Using the information:
a) Write out word for word the passage of the essay on free tools for digital artists that opens with the words containing "I also had this" and closes with "with the world.".
b) Pick up the essay on free tools for digital artists after its last sentence and keep writing it.

(Page extract)

Attention Artists: Brushes and Paint are now Free
Flickr and YouTube are wonderful services that have been lauded in the press hundreds of times this year, but recently I figured out their worth was much more profound.
Back in college, I spent my free time designing web pages for fun and due to my dead broke status, I got a lot of software on heavy student discount, borrowed copies from friends, and if need be, pulled copies from usenet. It used to be pretty easy to get copies of anything you needed and I justified it by saying when I went on to a career in web design, my employers would be purchasing full licenses of the products I bought, borrowed, and stole.
I also had this idealistic mantra: when everything you are creating is digital, the supplies should be free. An artist should never be limited by tools she cannot afford. Ideas should be the only limits.
Fast forward a few years and most of the things I clung to in college came true. My employers bought full copies of Photoshop and I generally had access to limitless free bandwidth thanks to employers and friends. The only limiting factors were my ideas and imagination. Anything I could create I could upload to my server and share it with the world.
But there was one thing I never thought quite worked out right, and that was The Bandwidth Problem. The web is an amazing, democratic, open, limitless thing that has forever changed my (and everyone's) life, but it always had the Achilles Heel of paying for bandwith. In the early days of the web there were plenty of free hosts with limitless bandwidth and we got all sorts of things like Mahir's I Kiss You, dancing hamsters, and fighting stick figures.

(End Page extract)
(Records)

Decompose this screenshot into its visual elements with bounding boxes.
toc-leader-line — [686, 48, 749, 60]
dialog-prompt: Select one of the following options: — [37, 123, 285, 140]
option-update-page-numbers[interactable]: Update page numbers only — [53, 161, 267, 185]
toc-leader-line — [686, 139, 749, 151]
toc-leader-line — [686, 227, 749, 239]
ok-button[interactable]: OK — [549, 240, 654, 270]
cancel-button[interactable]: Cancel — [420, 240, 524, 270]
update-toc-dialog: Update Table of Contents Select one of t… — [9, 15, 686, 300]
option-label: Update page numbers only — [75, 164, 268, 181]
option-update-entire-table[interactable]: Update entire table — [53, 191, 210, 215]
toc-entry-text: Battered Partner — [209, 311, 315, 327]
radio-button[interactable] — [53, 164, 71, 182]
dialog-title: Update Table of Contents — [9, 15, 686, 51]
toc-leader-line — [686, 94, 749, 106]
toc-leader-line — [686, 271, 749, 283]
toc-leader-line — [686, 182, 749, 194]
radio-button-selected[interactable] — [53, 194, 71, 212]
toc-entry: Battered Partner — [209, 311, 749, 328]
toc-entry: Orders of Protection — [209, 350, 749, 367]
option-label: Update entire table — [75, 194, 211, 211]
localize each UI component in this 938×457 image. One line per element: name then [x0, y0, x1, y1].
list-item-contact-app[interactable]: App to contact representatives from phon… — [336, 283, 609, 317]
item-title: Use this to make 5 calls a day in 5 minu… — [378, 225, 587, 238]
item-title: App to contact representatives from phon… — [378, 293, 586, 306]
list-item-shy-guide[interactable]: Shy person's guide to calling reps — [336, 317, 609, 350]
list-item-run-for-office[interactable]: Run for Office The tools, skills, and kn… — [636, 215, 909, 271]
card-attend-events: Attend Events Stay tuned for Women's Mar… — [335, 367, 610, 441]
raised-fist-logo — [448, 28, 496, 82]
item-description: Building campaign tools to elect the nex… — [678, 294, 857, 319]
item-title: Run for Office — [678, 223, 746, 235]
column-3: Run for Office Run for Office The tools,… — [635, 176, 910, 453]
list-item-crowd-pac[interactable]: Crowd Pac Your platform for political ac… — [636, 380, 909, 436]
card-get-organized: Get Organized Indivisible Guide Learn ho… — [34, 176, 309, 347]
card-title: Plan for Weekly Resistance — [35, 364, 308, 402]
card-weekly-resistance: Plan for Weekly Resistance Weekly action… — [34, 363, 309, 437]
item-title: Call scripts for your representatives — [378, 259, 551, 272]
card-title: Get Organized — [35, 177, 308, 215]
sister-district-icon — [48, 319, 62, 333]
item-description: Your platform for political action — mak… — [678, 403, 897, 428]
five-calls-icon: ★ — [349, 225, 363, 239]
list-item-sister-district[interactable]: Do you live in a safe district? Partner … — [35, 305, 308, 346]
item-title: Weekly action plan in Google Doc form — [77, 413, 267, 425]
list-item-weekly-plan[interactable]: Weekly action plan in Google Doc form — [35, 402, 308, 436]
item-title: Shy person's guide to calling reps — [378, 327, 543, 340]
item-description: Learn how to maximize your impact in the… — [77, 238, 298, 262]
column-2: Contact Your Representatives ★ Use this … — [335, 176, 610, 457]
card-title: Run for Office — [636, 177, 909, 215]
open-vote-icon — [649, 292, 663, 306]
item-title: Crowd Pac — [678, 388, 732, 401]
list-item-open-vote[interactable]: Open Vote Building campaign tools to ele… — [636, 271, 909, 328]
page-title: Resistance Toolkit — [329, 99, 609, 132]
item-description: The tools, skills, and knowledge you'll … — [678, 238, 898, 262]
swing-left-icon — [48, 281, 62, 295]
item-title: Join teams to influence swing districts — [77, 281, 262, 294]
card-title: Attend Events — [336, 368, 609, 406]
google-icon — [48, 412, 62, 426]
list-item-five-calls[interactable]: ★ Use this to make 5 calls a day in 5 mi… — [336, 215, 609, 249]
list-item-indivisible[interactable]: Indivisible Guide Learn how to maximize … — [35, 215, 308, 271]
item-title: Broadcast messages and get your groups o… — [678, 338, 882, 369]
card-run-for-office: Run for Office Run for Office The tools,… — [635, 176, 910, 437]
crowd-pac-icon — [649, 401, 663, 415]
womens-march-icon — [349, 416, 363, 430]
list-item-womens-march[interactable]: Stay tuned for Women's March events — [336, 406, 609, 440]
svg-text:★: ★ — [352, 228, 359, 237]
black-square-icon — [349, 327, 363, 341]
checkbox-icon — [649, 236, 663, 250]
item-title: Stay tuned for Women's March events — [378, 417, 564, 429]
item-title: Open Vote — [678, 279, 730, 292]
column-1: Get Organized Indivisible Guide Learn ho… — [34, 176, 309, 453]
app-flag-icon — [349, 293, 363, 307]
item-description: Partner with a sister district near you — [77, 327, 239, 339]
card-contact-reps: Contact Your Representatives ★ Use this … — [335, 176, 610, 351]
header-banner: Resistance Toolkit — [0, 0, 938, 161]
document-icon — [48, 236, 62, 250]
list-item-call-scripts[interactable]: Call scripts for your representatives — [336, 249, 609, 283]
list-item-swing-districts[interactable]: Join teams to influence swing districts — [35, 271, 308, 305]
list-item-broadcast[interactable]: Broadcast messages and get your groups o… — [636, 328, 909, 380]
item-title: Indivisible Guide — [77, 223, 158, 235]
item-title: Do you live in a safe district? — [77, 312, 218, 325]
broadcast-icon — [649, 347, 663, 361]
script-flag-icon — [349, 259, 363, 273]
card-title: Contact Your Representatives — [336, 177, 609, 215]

(End Records)

Numbered responses:
a)
I also had this idealistic mantra: when everything you are creating is digital, the supplies should be free. An artist should never be limited by tools she cannot afford. Ideas should be the only limits.
Fast forward a few years and most of the things I clung to in college came true. My employers bought full copies of Photoshop and I generally had access to limitless free bandwidth thanks to employers and friends. The only limiting factors were my ideas and imagination. Anything I could create I could upload to my server and share it with the world.

b)
Free hosting popped just like the bubble did, and as blogs began to gain popularity in 2001-2003, paying for bandwidth was a constant problem, especially for sites with no revenue. During those years I talked to a lot of people with interesting ideas that were held back by the fact they couldn't afford to host their work or pay for the downloading of it by thousands. Nosepilot was a great example of the problem. Flash was still synonymous with "skip intro" and crappy techno background sounds when some random freaky artist builds a continuous sort-of story that takes the form of a whimsical scrolling film. The hosted file was something like 50Mb in size if you played the whole thing and as it gained instant popularity, the creator was hit with a multi-thousand dollar bill from his provider. I remember him trying to raise money through donations and giving him something via paypal. He eventually had mirrors set up to view the file on other servers while he was trying to sue his host into cutting the bill down. It was an ugly outcome for such a lovely piece of net art.
These days, whenever I see someone on Ask MetaFilter wanting to explain something, they'll almost always link to a screenshot hosted on flickr or a short cameraphone video on YouTube. I think we've all forgotten what the web was like before YouTube came around. Just a year ago, video on the web was still a thorny problem. The only people that could reliably offer it were huge movie and TV studios, and I recall even downloading the video for "A Million Ways" by Ok Go last summer required people volunteering mirrored downloads of a quicktime file.
Just over a year ago, I found something incredible on usenet: a mock terror exercise that was part of some anti-terrorism training program. In order to share the 81Mb file, I had to set up my own bittorrent server to share the download bandwidth with others. Even with bittorrent, when the file was linked on BoingBoing, the server crashed to a halt, and when brought back, almost maxed out my bandwidth for the month in a couple days. Until that time, I always considered my server shared with a friends was limitless at 1200 gigabytes a month, but this one video almost cost me a bundle.
Thankfully in 2006, everyone has YouTube and Flickr. Video is no longer a problem online. You can post thousands of huge images on Flickr and not have to foot any bill. You are free to create any movie, design, or photograph without fear of getting punished financially for its popularity. It can cost nothing to host, and millions can experience it.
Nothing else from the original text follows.